**What you should do**
Locate each line with the string "this" in the listing below and copy it.

**Working data**
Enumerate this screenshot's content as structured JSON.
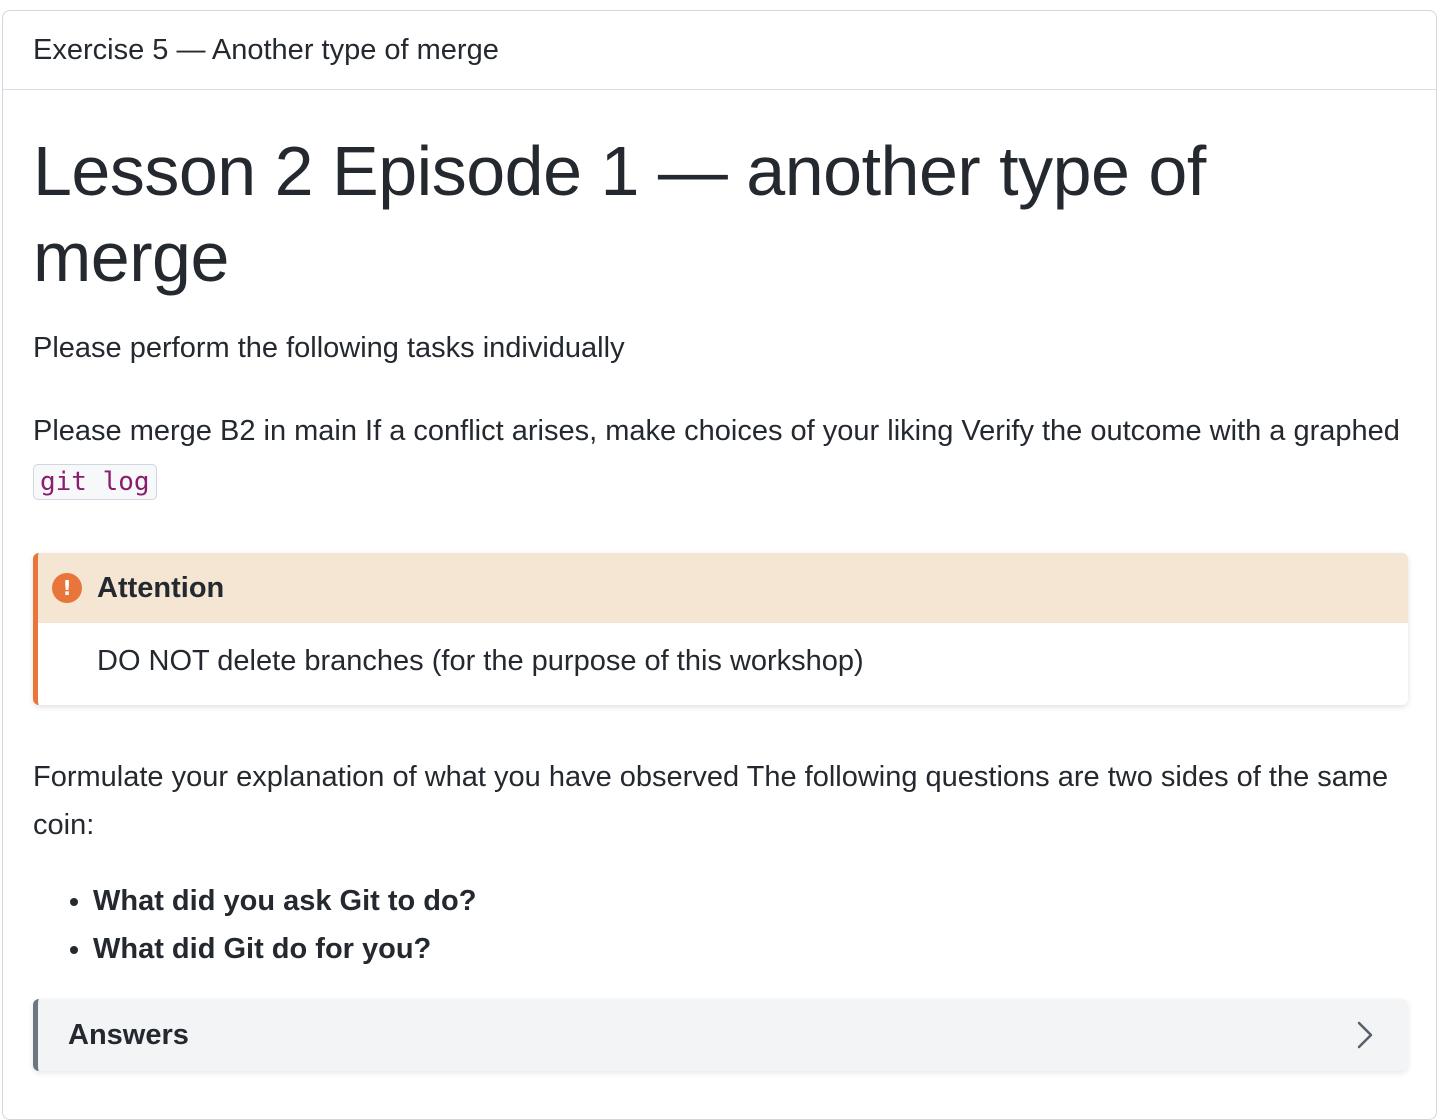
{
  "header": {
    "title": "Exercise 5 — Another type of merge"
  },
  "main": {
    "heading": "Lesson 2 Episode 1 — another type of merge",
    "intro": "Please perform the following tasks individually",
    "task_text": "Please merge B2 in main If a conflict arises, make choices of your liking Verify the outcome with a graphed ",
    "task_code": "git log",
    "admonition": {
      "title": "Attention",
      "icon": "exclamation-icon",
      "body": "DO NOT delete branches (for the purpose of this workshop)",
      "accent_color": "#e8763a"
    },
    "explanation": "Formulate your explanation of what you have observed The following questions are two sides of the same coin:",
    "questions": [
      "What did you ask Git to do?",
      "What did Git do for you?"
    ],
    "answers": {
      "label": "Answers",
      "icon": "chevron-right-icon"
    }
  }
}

**Written answer**
Enumerate this screenshot's content as structured JSON.
      "body": "DO NOT delete branches (for the purpose of this workshop)",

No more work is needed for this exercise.